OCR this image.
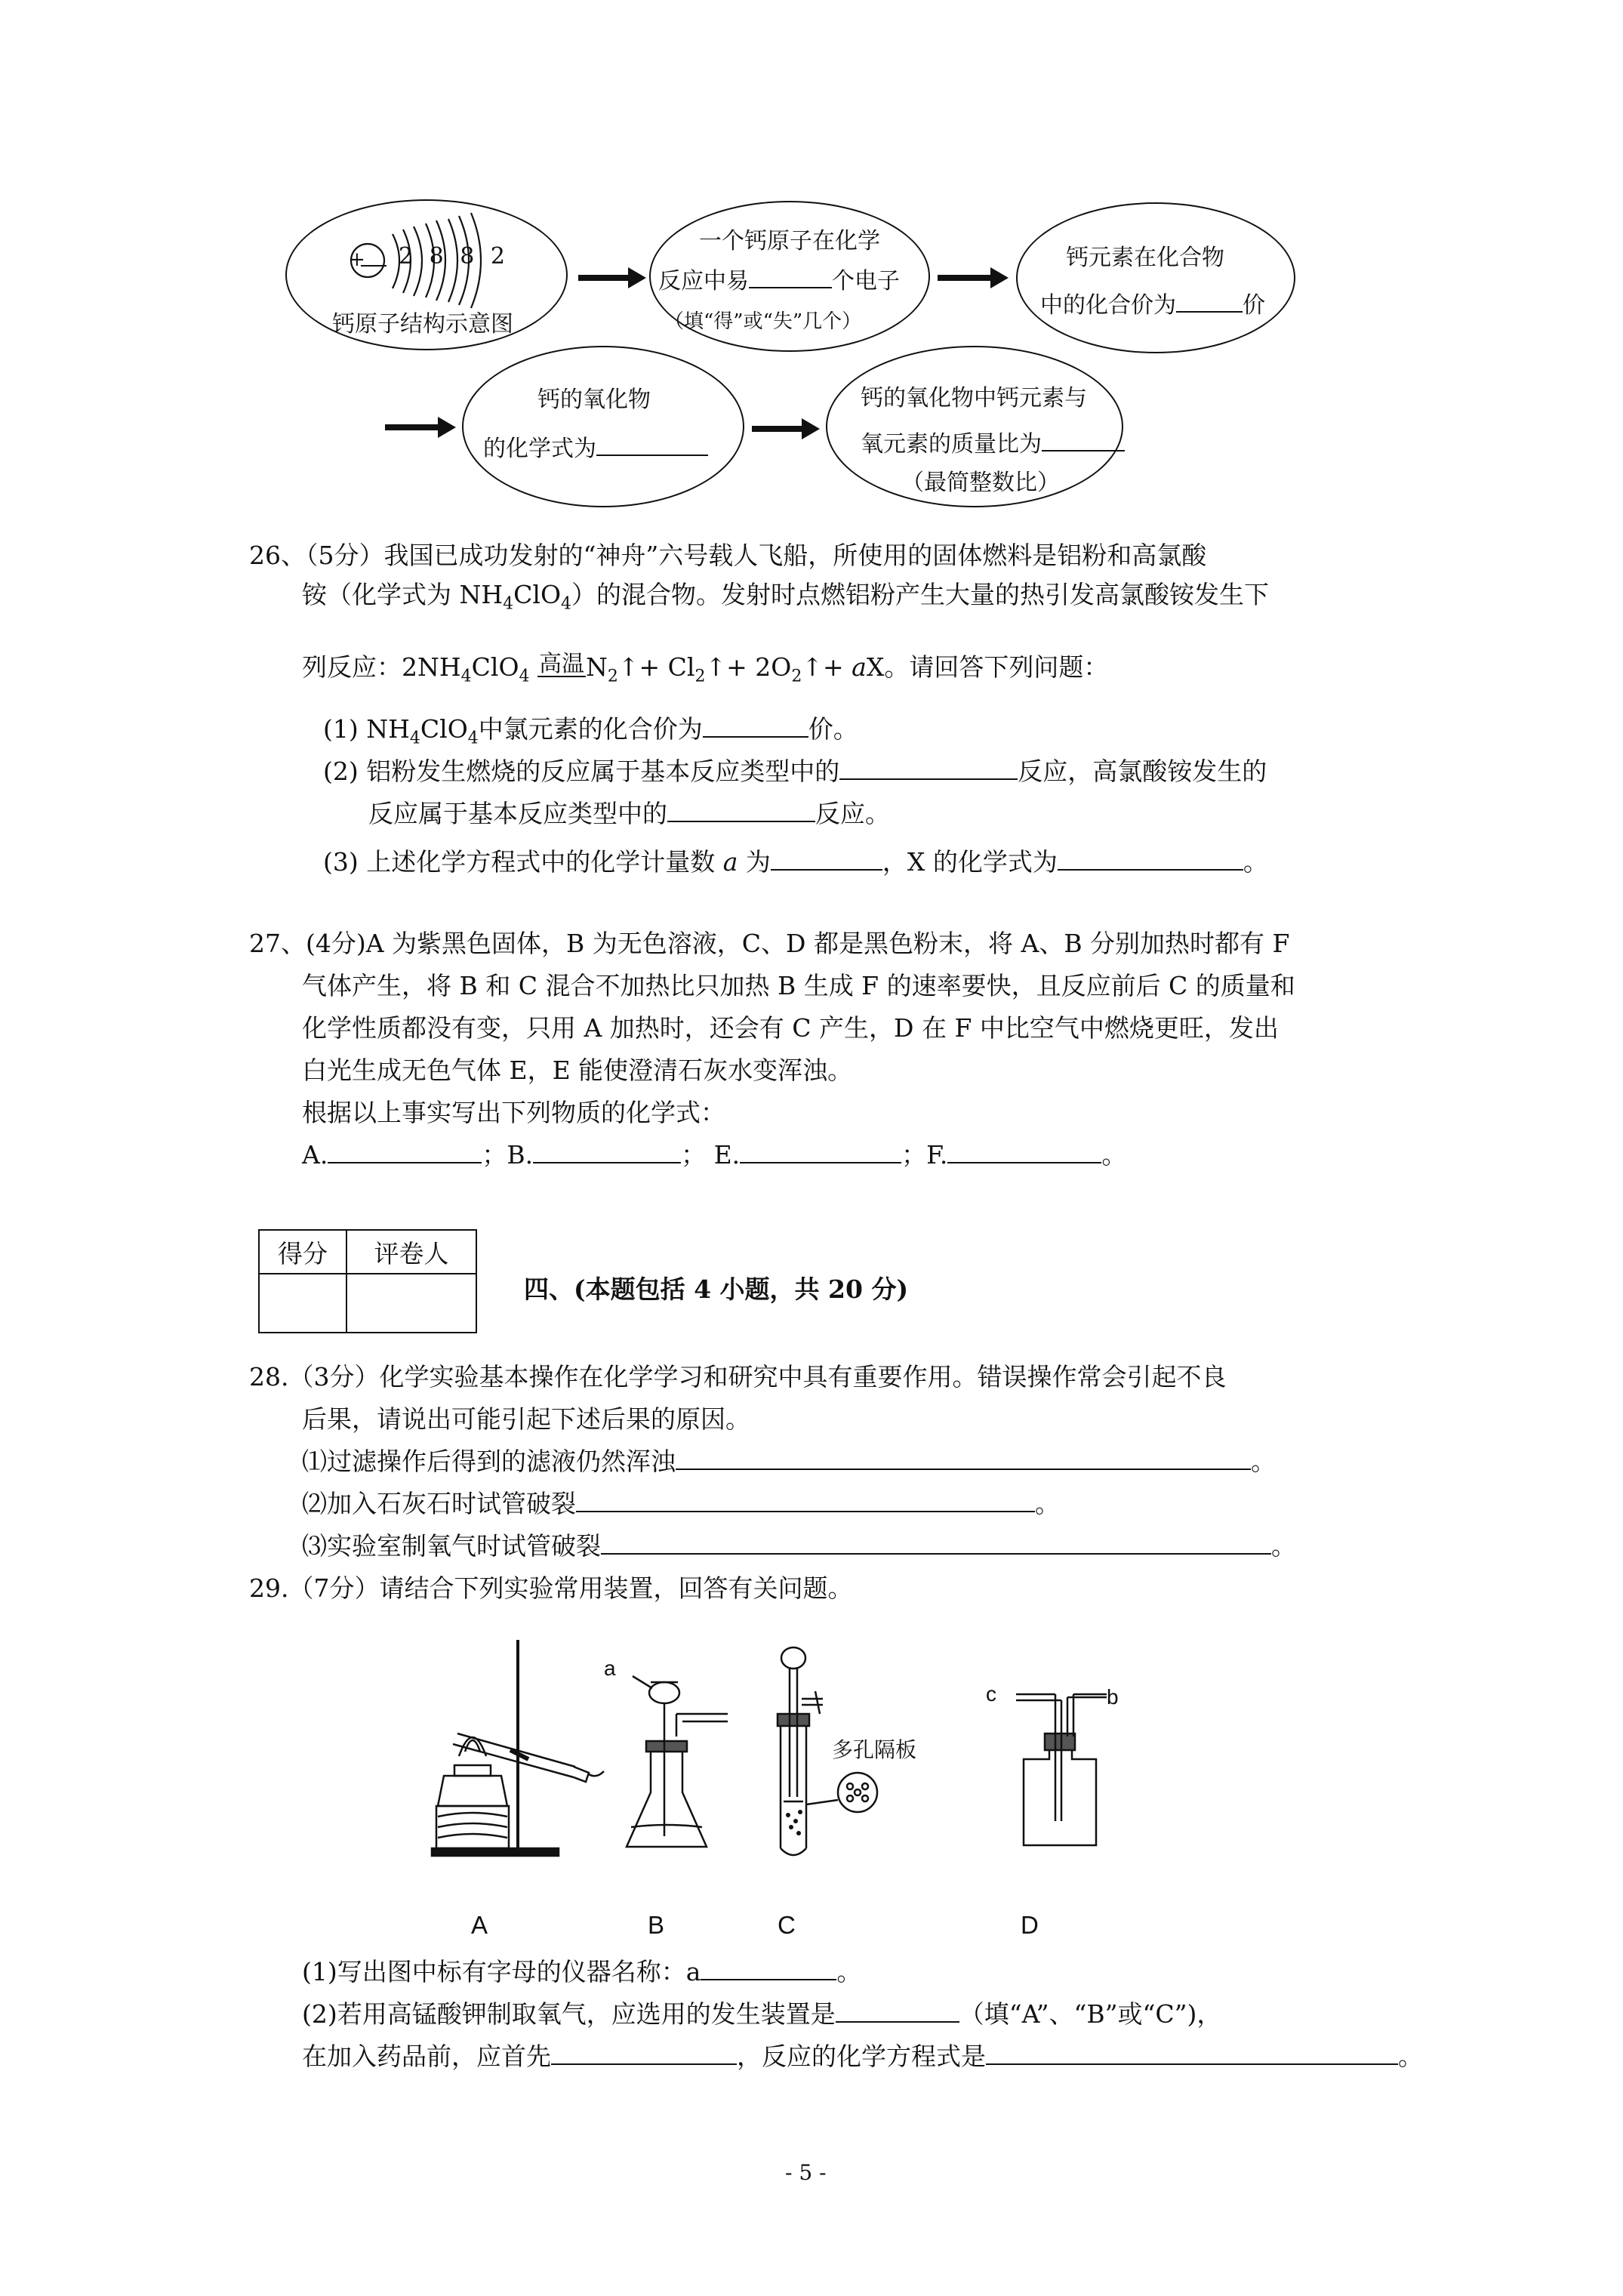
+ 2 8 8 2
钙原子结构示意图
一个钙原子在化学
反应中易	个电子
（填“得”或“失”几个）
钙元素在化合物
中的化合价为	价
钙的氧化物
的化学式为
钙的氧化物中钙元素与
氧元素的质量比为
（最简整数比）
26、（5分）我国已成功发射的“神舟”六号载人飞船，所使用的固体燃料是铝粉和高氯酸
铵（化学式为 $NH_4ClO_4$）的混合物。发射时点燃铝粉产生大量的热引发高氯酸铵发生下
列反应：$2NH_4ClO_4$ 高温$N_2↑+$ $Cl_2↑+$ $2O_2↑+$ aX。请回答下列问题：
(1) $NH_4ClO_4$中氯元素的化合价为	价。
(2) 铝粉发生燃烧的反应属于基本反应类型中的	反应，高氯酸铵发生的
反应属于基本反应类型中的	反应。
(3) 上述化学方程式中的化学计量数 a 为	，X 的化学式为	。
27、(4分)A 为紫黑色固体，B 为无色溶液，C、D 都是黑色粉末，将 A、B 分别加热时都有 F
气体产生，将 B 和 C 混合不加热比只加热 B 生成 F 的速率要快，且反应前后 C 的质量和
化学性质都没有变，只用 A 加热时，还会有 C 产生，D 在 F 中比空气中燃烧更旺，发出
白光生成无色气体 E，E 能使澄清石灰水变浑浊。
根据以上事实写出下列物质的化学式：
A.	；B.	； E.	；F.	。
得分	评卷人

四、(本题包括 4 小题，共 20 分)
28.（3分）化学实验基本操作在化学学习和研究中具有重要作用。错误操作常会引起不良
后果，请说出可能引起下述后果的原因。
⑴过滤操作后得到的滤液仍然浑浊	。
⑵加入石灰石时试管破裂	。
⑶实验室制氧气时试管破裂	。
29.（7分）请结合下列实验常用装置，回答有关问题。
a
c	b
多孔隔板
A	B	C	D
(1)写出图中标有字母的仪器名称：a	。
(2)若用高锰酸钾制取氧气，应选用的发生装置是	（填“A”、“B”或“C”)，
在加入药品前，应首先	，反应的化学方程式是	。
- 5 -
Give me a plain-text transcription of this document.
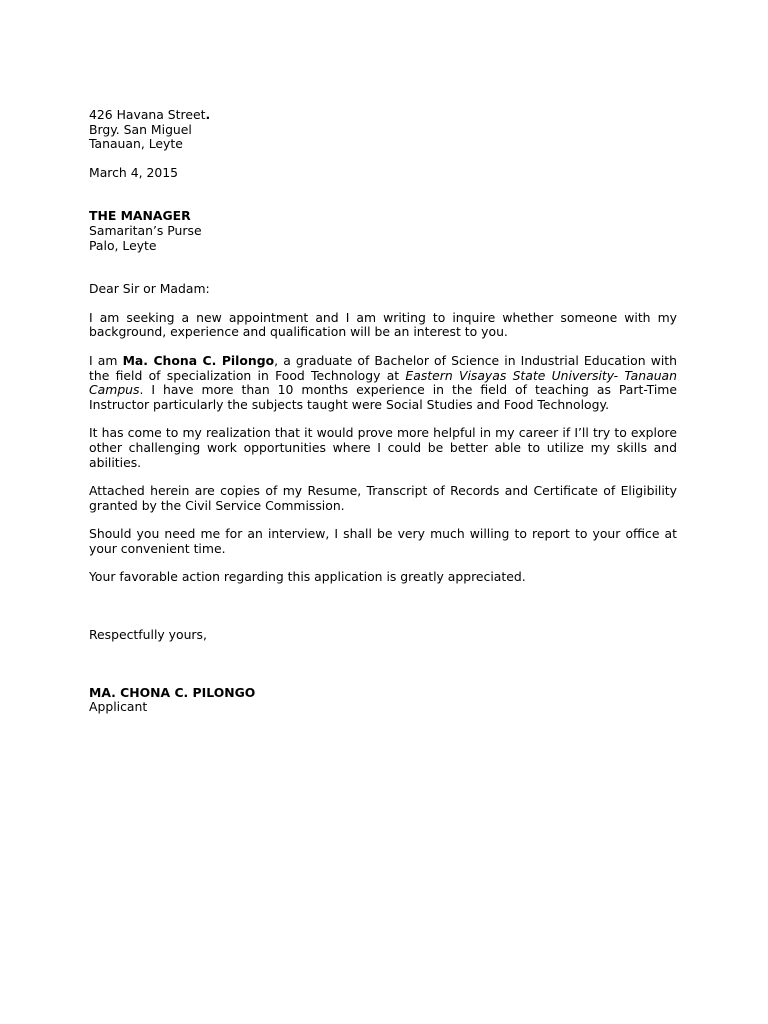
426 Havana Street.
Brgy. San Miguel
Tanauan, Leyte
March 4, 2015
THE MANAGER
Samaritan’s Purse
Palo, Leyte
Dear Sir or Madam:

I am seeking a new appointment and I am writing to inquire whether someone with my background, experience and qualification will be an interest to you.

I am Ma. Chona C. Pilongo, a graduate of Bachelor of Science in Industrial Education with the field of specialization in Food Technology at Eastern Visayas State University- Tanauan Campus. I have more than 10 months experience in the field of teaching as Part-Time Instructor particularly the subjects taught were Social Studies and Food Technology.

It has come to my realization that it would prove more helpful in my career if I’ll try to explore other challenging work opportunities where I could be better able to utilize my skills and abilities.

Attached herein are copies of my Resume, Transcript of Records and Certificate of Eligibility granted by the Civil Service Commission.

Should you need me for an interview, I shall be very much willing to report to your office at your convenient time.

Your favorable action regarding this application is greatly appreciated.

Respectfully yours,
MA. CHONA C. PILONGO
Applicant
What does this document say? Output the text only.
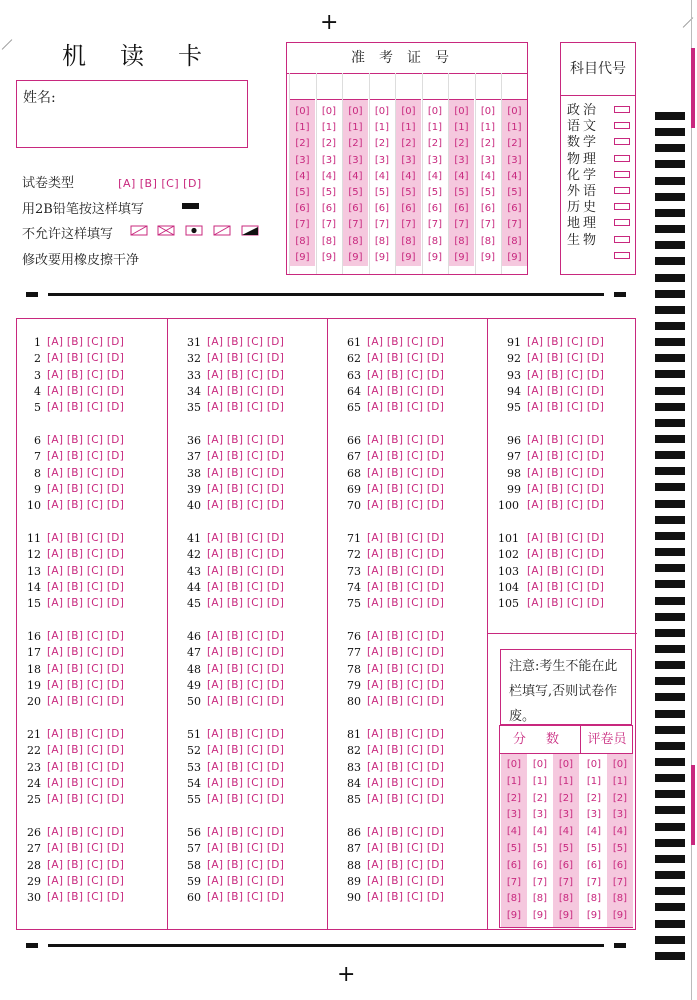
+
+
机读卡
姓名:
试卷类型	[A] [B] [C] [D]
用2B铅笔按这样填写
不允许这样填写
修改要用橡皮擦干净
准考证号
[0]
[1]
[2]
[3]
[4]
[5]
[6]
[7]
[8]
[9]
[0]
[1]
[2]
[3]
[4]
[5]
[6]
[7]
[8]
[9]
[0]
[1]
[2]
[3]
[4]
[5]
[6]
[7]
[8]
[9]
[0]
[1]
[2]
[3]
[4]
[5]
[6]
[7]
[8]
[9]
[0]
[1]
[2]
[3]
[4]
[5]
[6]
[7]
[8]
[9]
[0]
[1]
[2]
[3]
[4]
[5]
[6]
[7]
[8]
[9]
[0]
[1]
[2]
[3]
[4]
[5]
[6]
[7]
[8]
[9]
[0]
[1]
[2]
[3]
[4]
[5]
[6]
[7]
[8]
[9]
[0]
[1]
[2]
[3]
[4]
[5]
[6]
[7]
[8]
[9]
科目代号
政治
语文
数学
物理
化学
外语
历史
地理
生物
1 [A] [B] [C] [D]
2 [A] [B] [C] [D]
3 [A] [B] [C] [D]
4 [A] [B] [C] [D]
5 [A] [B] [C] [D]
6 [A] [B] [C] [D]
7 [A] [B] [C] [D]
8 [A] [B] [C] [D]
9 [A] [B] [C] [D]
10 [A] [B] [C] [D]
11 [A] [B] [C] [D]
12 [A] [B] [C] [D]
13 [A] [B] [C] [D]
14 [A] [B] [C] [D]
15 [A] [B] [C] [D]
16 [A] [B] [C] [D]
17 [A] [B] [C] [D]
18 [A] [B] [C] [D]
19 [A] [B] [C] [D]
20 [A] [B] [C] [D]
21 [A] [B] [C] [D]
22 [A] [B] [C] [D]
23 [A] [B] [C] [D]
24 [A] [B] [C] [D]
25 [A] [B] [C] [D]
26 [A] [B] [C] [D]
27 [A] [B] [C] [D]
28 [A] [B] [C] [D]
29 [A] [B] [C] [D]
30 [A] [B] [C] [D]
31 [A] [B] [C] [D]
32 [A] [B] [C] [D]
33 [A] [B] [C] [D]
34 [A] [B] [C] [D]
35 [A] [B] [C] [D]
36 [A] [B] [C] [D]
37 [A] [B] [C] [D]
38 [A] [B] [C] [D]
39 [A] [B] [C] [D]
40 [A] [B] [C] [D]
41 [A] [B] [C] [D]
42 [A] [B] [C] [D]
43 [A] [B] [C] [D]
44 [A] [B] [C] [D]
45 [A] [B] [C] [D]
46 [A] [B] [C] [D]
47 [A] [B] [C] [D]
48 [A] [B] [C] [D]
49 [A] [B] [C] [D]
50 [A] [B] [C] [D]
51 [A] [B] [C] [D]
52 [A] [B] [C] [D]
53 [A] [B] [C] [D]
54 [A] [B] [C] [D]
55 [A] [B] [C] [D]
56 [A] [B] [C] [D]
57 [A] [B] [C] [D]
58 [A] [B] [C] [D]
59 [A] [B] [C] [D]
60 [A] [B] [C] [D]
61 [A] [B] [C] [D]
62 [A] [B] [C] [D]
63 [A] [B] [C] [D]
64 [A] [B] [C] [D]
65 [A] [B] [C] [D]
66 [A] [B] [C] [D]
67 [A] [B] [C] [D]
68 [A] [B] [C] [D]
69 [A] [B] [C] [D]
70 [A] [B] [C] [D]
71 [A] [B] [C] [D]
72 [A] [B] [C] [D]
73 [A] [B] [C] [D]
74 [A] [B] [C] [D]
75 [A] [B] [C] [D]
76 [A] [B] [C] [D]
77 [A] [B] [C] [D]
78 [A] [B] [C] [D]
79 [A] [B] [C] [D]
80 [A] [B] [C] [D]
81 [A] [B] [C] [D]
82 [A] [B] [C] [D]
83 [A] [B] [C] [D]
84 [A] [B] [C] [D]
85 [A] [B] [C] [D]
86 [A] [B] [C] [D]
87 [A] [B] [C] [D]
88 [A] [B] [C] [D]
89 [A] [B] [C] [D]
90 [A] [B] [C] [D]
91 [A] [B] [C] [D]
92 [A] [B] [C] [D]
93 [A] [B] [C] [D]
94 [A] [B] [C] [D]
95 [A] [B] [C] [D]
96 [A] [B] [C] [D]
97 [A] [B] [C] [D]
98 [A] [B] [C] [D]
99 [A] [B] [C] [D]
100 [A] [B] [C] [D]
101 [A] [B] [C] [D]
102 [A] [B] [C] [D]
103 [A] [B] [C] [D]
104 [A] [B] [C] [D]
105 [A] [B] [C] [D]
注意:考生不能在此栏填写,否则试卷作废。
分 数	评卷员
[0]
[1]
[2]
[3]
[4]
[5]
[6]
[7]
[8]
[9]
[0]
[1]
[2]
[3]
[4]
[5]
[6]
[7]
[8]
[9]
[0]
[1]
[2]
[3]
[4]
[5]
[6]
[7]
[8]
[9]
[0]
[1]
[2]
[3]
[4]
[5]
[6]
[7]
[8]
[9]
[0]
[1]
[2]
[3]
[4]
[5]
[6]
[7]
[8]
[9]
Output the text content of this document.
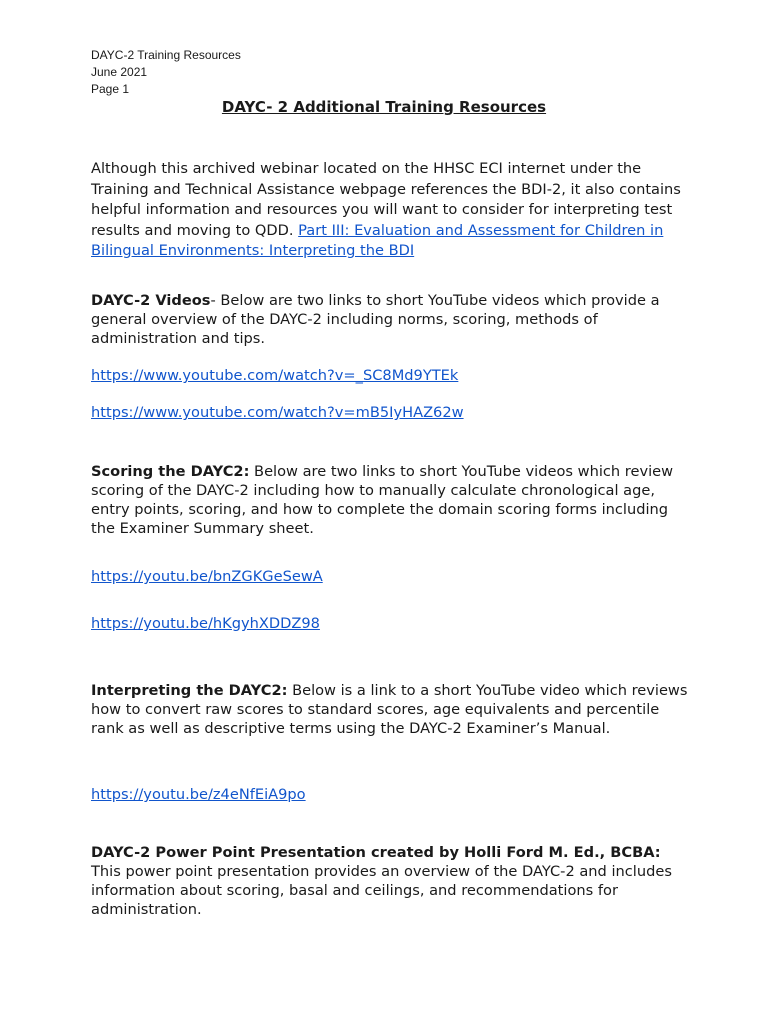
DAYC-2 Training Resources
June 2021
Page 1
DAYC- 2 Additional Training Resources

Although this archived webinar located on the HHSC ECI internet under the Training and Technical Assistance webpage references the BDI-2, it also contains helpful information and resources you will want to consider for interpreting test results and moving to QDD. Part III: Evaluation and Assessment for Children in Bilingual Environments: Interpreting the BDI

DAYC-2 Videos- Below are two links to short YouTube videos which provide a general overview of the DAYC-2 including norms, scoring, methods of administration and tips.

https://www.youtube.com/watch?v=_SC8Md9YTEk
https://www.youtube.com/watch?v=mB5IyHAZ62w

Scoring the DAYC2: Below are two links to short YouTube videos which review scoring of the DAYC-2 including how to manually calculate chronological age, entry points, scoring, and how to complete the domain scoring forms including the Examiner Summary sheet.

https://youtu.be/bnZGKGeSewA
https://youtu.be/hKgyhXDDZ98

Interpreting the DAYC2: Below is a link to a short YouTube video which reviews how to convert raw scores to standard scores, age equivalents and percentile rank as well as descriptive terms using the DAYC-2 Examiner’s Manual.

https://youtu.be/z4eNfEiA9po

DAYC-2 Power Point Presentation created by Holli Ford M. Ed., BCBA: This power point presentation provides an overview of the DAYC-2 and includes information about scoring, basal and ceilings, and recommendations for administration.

##############################

Problem details
Select and copy each line from the data that includes the word "overview".

Correct answer
DAYC-2 Videos- Below are two links to short YouTube videos which provide a general overview of the DAYC-2 including norms, scoring, methods of administration and tips.
DAYC-2 Power Point Presentation created by Holli Ford M. Ed., BCBA: This power point presentation provides an overview of the DAYC-2 and includes information about scoring, basal and ceilings, and recommendations for administration.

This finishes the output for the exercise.